Data listing
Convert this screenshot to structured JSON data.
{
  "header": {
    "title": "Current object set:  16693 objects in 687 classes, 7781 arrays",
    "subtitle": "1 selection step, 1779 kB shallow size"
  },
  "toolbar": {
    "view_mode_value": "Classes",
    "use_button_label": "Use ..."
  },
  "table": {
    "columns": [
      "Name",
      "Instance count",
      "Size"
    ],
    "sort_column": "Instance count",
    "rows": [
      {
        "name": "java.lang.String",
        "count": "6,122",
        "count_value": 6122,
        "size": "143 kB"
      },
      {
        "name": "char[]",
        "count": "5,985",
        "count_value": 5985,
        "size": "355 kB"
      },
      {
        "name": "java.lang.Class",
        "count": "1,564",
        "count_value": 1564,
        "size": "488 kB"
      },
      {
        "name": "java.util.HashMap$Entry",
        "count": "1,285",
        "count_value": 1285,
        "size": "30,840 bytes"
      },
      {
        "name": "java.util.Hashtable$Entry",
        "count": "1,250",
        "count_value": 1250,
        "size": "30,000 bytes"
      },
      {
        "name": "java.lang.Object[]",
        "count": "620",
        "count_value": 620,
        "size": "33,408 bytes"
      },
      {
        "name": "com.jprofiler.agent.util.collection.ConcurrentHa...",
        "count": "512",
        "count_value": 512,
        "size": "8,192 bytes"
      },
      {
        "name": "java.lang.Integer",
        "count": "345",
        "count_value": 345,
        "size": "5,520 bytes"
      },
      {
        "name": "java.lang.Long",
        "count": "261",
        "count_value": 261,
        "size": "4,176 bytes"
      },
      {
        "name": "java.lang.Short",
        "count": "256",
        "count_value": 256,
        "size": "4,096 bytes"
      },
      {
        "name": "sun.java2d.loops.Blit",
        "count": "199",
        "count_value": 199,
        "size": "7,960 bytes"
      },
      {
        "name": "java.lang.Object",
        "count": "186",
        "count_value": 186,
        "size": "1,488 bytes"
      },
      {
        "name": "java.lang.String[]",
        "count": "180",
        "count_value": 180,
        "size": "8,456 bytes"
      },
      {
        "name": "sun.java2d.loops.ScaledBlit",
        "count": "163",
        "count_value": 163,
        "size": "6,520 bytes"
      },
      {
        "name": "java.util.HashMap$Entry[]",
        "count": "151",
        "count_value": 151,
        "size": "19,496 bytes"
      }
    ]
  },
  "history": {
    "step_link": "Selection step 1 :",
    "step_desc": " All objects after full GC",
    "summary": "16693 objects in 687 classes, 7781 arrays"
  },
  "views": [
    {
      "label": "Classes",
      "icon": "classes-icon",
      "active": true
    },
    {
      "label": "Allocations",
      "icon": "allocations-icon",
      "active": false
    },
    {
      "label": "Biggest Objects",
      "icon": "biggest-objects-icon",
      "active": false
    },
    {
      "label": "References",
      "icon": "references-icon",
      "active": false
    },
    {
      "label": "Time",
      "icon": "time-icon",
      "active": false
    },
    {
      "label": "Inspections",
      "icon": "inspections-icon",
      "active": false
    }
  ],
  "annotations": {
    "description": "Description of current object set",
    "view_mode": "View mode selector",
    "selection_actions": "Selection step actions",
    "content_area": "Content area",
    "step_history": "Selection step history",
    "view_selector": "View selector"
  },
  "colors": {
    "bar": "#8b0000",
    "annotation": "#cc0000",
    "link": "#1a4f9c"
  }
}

* _TASK REQUIREMENTS_: Return all the lines that contain the string "util".

* _COMPLETE ANSWER_:
        "name": "java.util.HashMap$Entry",
        "name": "java.util.Hashtable$Entry",
        "name": "com.jprofiler.agent.util.collection.ConcurrentHa...",
        "name": "java.util.HashMap$Entry[]",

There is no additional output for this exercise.